— start —
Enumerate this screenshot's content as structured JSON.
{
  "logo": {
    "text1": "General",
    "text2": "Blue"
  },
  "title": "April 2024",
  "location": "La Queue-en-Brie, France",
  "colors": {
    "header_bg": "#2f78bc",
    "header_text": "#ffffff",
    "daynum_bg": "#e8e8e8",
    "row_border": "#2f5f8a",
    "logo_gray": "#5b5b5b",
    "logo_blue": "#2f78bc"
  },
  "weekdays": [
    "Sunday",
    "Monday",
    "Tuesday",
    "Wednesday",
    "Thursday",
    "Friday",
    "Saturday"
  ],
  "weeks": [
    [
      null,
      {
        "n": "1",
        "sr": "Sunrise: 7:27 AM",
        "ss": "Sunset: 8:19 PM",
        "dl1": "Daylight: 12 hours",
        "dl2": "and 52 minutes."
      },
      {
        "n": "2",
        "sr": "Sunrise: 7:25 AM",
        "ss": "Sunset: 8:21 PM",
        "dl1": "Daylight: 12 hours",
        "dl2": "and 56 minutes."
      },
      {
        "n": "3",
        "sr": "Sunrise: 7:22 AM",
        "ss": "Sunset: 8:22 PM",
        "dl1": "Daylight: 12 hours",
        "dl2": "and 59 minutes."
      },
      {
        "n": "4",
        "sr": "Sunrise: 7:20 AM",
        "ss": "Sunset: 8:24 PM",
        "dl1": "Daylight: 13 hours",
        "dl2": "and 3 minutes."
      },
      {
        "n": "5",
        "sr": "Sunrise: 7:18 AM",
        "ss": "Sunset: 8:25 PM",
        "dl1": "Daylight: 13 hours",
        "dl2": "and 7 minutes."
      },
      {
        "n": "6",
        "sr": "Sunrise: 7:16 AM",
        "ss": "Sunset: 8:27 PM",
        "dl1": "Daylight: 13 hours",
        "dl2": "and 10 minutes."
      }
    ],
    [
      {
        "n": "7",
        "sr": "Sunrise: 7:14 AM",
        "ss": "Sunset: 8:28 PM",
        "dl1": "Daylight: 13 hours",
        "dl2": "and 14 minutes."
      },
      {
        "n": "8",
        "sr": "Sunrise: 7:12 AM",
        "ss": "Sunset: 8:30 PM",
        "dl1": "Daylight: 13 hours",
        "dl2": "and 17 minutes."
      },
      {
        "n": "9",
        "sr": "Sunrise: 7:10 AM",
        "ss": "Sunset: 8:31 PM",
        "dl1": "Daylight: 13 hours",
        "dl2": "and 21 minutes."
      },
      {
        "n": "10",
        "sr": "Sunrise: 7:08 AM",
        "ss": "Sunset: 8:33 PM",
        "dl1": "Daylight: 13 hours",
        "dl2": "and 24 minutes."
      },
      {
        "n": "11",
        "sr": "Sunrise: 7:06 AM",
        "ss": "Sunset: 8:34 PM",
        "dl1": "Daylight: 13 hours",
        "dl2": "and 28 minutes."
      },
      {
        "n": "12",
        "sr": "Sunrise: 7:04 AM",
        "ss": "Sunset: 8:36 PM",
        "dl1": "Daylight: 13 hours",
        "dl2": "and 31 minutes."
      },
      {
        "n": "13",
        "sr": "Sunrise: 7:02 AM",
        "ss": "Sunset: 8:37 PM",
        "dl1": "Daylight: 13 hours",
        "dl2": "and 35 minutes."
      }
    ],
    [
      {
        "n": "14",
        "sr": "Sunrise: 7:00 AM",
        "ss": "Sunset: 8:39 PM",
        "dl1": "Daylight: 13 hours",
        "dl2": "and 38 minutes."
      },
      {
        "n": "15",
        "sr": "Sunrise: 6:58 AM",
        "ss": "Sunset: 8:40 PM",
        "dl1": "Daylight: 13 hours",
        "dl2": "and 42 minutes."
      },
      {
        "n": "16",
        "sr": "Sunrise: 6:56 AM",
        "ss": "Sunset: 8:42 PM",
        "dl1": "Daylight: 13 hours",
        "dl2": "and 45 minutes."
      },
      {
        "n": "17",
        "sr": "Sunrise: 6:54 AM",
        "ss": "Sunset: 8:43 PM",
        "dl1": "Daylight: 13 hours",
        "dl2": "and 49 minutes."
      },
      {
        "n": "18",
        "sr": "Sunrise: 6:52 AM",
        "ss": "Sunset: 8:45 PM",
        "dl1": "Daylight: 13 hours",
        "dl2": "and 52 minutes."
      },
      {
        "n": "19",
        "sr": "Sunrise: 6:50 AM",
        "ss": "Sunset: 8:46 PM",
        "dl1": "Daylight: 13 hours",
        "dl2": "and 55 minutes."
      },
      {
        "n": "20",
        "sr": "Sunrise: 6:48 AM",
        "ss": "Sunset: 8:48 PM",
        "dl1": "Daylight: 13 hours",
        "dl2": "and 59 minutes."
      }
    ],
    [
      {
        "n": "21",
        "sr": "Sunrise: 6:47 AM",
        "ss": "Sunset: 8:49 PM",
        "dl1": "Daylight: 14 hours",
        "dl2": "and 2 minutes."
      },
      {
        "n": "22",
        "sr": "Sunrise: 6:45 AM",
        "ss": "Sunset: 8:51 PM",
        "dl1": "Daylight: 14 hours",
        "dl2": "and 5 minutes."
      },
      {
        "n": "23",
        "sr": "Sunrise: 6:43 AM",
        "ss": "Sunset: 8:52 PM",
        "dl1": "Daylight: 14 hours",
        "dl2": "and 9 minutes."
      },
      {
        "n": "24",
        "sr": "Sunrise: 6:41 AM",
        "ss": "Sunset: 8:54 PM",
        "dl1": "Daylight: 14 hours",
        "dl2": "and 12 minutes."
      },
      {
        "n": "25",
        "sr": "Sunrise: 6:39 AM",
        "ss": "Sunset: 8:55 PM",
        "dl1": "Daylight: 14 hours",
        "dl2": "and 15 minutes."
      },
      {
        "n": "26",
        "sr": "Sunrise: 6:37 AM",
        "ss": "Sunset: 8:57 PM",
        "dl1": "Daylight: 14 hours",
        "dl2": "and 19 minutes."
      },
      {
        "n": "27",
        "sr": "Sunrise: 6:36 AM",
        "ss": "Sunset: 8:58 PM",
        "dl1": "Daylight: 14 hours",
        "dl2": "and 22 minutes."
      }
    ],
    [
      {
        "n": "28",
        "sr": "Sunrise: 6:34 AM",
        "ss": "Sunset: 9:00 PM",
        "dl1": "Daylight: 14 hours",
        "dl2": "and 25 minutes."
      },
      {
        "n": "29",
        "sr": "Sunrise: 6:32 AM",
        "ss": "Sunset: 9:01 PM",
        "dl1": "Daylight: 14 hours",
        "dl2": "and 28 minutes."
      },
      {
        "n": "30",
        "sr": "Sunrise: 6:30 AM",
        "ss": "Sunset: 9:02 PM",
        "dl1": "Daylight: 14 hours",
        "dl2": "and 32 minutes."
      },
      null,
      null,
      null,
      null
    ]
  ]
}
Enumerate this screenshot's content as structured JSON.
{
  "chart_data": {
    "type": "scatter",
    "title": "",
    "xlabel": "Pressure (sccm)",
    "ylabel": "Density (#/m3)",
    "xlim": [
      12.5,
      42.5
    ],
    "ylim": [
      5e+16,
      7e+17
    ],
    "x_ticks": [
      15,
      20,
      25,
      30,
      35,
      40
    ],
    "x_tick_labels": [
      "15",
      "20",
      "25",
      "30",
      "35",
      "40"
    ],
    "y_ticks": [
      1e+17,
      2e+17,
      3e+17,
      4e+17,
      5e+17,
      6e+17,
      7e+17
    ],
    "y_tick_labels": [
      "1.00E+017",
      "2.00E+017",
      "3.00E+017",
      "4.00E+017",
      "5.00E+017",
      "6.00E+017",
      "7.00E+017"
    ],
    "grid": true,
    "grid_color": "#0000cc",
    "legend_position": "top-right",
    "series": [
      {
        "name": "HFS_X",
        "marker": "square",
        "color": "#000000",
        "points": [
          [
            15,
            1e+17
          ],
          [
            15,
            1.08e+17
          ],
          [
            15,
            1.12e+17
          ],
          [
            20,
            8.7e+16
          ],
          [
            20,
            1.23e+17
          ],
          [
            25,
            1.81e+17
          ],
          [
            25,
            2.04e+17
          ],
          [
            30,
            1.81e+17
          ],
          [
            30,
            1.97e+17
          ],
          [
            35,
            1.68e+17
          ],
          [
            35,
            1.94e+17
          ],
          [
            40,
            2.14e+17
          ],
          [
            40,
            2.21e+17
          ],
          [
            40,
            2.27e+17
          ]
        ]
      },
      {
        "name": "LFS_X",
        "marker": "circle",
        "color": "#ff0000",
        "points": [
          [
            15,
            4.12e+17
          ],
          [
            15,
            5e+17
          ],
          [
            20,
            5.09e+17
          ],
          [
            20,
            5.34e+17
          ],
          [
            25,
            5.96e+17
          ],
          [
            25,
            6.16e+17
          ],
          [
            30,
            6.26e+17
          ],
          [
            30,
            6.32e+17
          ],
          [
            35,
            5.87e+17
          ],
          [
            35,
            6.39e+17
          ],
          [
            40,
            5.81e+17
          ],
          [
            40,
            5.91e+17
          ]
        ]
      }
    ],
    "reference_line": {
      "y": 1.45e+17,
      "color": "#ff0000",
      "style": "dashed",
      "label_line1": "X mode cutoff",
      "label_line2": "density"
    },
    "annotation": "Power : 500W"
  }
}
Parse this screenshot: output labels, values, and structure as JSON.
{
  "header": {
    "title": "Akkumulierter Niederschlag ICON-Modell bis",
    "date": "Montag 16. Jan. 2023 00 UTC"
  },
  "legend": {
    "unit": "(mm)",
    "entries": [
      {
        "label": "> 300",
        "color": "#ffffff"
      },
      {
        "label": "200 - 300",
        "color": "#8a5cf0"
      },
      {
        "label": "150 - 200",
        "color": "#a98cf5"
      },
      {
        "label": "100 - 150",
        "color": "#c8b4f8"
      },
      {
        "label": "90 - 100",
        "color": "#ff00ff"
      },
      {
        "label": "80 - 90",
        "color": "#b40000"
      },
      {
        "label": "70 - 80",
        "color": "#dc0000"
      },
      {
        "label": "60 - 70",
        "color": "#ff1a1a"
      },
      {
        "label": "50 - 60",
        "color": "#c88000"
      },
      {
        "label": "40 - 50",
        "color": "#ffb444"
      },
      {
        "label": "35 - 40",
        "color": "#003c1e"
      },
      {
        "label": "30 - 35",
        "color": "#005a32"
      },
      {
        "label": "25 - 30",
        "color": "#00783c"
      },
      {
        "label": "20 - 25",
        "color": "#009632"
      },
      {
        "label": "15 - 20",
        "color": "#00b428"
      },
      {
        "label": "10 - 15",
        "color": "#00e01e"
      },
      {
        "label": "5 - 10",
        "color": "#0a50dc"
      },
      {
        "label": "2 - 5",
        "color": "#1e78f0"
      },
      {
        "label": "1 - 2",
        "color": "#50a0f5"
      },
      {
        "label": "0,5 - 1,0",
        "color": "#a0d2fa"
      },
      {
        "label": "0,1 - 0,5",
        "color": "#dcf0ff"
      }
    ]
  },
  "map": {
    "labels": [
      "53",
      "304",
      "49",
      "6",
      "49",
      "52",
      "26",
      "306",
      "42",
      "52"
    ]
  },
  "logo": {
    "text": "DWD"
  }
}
— end —
Copy out every line in the entries above that holds "title".

Answer to this problem ->
  "title": "April 2024",
    "title": "",
    "title": "Akkumulierter Niederschlag ICON-Modell bis",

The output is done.